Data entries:
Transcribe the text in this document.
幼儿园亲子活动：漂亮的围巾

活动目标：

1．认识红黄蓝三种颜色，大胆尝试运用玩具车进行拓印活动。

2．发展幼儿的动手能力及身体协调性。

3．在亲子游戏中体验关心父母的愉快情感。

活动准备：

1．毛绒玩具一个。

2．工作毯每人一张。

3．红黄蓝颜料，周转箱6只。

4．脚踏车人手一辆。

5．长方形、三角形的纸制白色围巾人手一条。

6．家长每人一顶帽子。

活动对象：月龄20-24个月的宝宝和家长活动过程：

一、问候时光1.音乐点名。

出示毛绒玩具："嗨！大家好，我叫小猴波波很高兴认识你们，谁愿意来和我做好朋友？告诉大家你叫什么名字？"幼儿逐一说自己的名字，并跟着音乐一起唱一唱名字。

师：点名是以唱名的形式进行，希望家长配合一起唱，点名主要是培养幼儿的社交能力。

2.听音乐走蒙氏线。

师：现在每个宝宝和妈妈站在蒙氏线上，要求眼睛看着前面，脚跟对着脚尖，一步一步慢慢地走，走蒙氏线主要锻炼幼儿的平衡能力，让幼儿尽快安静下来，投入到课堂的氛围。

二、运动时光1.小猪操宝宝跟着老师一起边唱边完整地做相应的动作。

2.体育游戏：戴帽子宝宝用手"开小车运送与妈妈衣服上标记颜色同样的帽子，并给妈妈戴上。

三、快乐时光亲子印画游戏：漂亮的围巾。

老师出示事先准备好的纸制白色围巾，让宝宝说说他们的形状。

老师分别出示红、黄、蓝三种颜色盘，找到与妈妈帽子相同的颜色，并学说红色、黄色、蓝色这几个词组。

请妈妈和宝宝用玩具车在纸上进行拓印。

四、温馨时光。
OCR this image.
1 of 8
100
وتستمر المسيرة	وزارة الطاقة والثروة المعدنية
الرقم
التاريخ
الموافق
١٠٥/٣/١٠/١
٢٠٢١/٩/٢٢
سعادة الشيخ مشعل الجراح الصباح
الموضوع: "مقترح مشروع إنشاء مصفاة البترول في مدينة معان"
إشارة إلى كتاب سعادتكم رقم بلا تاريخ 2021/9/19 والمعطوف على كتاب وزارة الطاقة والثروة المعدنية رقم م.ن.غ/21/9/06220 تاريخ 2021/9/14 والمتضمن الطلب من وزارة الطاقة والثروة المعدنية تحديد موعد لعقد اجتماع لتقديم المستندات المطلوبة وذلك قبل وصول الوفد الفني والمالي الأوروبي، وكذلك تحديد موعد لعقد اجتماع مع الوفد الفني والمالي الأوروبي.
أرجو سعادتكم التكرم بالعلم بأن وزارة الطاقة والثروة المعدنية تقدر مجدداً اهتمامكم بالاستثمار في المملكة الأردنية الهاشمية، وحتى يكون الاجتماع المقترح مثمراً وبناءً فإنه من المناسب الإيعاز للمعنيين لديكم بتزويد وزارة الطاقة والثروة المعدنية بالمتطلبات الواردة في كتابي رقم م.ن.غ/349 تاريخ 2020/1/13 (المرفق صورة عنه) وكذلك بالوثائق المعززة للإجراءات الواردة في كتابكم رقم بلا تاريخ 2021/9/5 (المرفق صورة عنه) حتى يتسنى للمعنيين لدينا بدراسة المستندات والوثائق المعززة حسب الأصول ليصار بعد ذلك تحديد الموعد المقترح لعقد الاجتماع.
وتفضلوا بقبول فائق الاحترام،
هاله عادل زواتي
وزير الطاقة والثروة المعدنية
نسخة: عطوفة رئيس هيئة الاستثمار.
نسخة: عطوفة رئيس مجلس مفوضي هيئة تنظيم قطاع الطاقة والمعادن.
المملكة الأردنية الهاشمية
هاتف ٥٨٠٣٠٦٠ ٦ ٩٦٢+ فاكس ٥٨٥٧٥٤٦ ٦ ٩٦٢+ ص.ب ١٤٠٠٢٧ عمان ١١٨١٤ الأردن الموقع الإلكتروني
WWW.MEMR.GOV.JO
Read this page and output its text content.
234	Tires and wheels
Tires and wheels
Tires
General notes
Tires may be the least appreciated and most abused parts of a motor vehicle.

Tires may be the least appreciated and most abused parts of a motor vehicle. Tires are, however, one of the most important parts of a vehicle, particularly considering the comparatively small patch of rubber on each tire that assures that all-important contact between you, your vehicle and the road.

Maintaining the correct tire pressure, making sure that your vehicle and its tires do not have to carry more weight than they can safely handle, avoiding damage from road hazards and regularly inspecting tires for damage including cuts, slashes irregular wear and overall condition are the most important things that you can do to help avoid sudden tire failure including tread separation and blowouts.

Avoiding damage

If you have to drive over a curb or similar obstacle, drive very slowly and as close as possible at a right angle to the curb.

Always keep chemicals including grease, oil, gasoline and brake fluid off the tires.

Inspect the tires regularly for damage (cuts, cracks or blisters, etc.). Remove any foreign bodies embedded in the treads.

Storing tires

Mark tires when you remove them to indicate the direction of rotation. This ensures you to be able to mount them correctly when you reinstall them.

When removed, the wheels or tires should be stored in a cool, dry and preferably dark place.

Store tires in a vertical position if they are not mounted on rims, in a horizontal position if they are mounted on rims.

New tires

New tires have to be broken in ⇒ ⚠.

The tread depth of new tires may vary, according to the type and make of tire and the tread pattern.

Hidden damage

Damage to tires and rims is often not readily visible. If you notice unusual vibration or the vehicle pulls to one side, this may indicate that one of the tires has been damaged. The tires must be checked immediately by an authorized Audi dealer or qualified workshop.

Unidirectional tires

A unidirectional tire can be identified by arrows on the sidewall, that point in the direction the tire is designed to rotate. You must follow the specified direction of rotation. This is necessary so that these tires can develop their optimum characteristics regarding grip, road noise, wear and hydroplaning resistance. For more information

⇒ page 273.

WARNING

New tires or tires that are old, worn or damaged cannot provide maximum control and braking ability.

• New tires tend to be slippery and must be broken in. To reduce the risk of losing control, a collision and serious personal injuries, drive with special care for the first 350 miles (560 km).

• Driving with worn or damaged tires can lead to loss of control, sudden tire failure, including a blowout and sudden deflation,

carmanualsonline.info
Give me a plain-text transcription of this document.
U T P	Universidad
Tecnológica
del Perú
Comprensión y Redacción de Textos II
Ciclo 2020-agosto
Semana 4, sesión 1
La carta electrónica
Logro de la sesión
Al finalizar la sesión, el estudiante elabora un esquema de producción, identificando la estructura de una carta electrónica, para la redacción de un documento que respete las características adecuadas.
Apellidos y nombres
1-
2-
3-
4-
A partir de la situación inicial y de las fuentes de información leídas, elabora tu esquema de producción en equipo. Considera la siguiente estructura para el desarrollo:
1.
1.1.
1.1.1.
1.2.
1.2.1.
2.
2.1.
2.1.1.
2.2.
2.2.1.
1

### Task requirements
Give back each line above precisely as it stands.

### Full response
Transcribe the text in this document.
幼儿园亲子活动：漂亮的围巾

活动目标：

1．认识红黄蓝三种颜色，大胆尝试运用玩具车进行拓印活动。

2．发展幼儿的动手能力及身体协调性。

3．在亲子游戏中体验关心父母的愉快情感。

活动准备：

1．毛绒玩具一个。

2．工作毯每人一张。

3．红黄蓝颜料，周转箱6只。

4．脚踏车人手一辆。

5．长方形、三角形的纸制白色围巾人手一条。

6．家长每人一顶帽子。

活动对象：月龄20-24个月的宝宝和家长活动过程：

一、问候时光1.音乐点名。

出示毛绒玩具："嗨！大家好，我叫小猴波波很高兴认识你们，谁愿意来和我做好朋友？告诉大家你叫什么名字？"幼儿逐一说自己的名字，并跟着音乐一起唱一唱名字。

师：点名是以唱名的形式进行，希望家长配合一起唱，点名主要是培养幼儿的社交能力。

2.听音乐走蒙氏线。

师：现在每个宝宝和妈妈站在蒙氏线上，要求眼睛看着前面，脚跟对着脚尖，一步一步慢慢地走，走蒙氏线主要锻炼幼儿的平衡能力，让幼儿尽快安静下来，投入到课堂的氛围。

二、运动时光1.小猪操宝宝跟着老师一起边唱边完整地做相应的动作。

2.体育游戏：戴帽子宝宝用手"开小车运送与妈妈衣服上标记颜色同样的帽子，并给妈妈戴上。

三、快乐时光亲子印画游戏：漂亮的围巾。

老师出示事先准备好的纸制白色围巾，让宝宝说说他们的形状。

老师分别出示红、黄、蓝三种颜色盘，找到与妈妈帽子相同的颜色，并学说红色、黄色、蓝色这几个词组。

请妈妈和宝宝用玩具车在纸上进行拓印。

四、温馨时光。
OCR this image.
1 of 8
100
وتستمر المسيرة	وزارة الطاقة والثروة المعدنية
الرقم
التاريخ
الموافق
١٠٥/٣/١٠/١
٢٠٢١/٩/٢٢
سعادة الشيخ مشعل الجراح الصباح
الموضوع: "مقترح مشروع إنشاء مصفاة البترول في مدينة معان"
إشارة إلى كتاب سعادتكم رقم بلا تاريخ 2021/9/19 والمعطوف على كتاب وزارة الطاقة والثروة المعدنية رقم م.ن.غ/21/9/06220 تاريخ 2021/9/14 والمتضمن الطلب من وزارة الطاقة والثروة المعدنية تحديد موعد لعقد اجتماع لتقديم المستندات المطلوبة وذلك قبل وصول الوفد الفني والمالي الأوروبي، وكذلك تحديد موعد لعقد اجتماع مع الوفد الفني والمالي الأوروبي.
أرجو سعادتكم التكرم بالعلم بأن وزارة الطاقة والثروة المعدنية تقدر مجدداً اهتمامكم بالاستثمار في المملكة الأردنية الهاشمية، وحتى يكون الاجتماع المقترح مثمراً وبناءً فإنه من المناسب الإيعاز للمعنيين لديكم بتزويد وزارة الطاقة والثروة المعدنية بالمتطلبات الواردة في كتابي رقم م.ن.غ/349 تاريخ 2020/1/13 (المرفق صورة عنه) وكذلك بالوثائق المعززة للإجراءات الواردة في كتابكم رقم بلا تاريخ 2021/9/5 (المرفق صورة عنه) حتى يتسنى للمعنيين لدينا بدراسة المستندات والوثائق المعززة حسب الأصول ليصار بعد ذلك تحديد الموعد المقترح لعقد الاجتماع.
وتفضلوا بقبول فائق الاحترام،
هاله عادل زواتي
وزير الطاقة والثروة المعدنية
نسخة: عطوفة رئيس هيئة الاستثمار.
نسخة: عطوفة رئيس مجلس مفوضي هيئة تنظيم قطاع الطاقة والمعادن.
المملكة الأردنية الهاشمية
هاتف ٥٨٠٣٠٦٠ ٦ ٩٦٢+ فاكس ٥٨٥٧٥٤٦ ٦ ٩٦٢+ ص.ب ١٤٠٠٢٧ عمان ١١٨١٤ الأردن الموقع الإلكتروني
WWW.MEMR.GOV.JO
Read this page and output its text content.
234	Tires and wheels
Tires and wheels
Tires
General notes
Tires may be the least appreciated and most abused parts of a motor vehicle.

Tires may be the least appreciated and most abused parts of a motor vehicle. Tires are, however, one of the most important parts of a vehicle, particularly considering the comparatively small patch of rubber on each tire that assures that all-important contact between you, your vehicle and the road.

Maintaining the correct tire pressure, making sure that your vehicle and its tires do not have to carry more weight than they can safely handle, avoiding damage from road hazards and regularly inspecting tires for damage including cuts, slashes irregular wear and overall condition are the most important things that you can do to help avoid sudden tire failure including tread separation and blowouts.

Avoiding damage

If you have to drive over a curb or similar obstacle, drive very slowly and as close as possible at a right angle to the curb.

Always keep chemicals including grease, oil, gasoline and brake fluid off the tires.

Inspect the tires regularly for damage (cuts, cracks or blisters, etc.). Remove any foreign bodies embedded in the treads.

Storing tires

Mark tires when you remove them to indicate the direction of rotation. This ensures you to be able to mount them correctly when you reinstall them.

When removed, the wheels or tires should be stored in a cool, dry and preferably dark place.

Store tires in a vertical position if they are not mounted on rims, in a horizontal position if they are mounted on rims.

New tires

New tires have to be broken in ⇒ ⚠.

The tread depth of new tires may vary, according to the type and make of tire and the tread pattern.

Hidden damage

Damage to tires and rims is often not readily visible. If you notice unusual vibration or the vehicle pulls to one side, this may indicate that one of the tires has been damaged. The tires must be checked immediately by an authorized Audi dealer or qualified workshop.

Unidirectional tires

A unidirectional tire can be identified by arrows on the sidewall, that point in the direction the tire is designed to rotate. You must follow the specified direction of rotation. This is necessary so that these tires can develop their optimum characteristics regarding grip, road noise, wear and hydroplaning resistance. For more information

⇒ page 273.

WARNING

New tires or tires that are old, worn or damaged cannot provide maximum control and braking ability.

• New tires tend to be slippery and must be broken in. To reduce the risk of losing control, a collision and serious personal injuries, drive with special care for the first 350 miles (560 km).

• Driving with worn or damaged tires can lead to loss of control, sudden tire failure, including a blowout and sudden deflation,

carmanualsonline.info
Give me a plain-text transcription of this document.
U T P	Universidad
Tecnológica
del Perú
Comprensión y Redacción de Textos II
Ciclo 2020-agosto
Semana 4, sesión 1
La carta electrónica
Logro de la sesión
Al finalizar la sesión, el estudiante elabora un esquema de producción, identificando la estructura de una carta electrónica, para la redacción de un documento que respete las características adecuadas.
Apellidos y nombres
1-
2-
3-
4-
A partir de la situación inicial y de las fuentes de información leídas, elabora tu esquema de producción en equipo. Considera la siguiente estructura para el desarrollo:
1.
1.1.
1.1.1.
1.2.
1.2.1.
2.
2.1.
2.1.1.
2.2.
2.2.1.
1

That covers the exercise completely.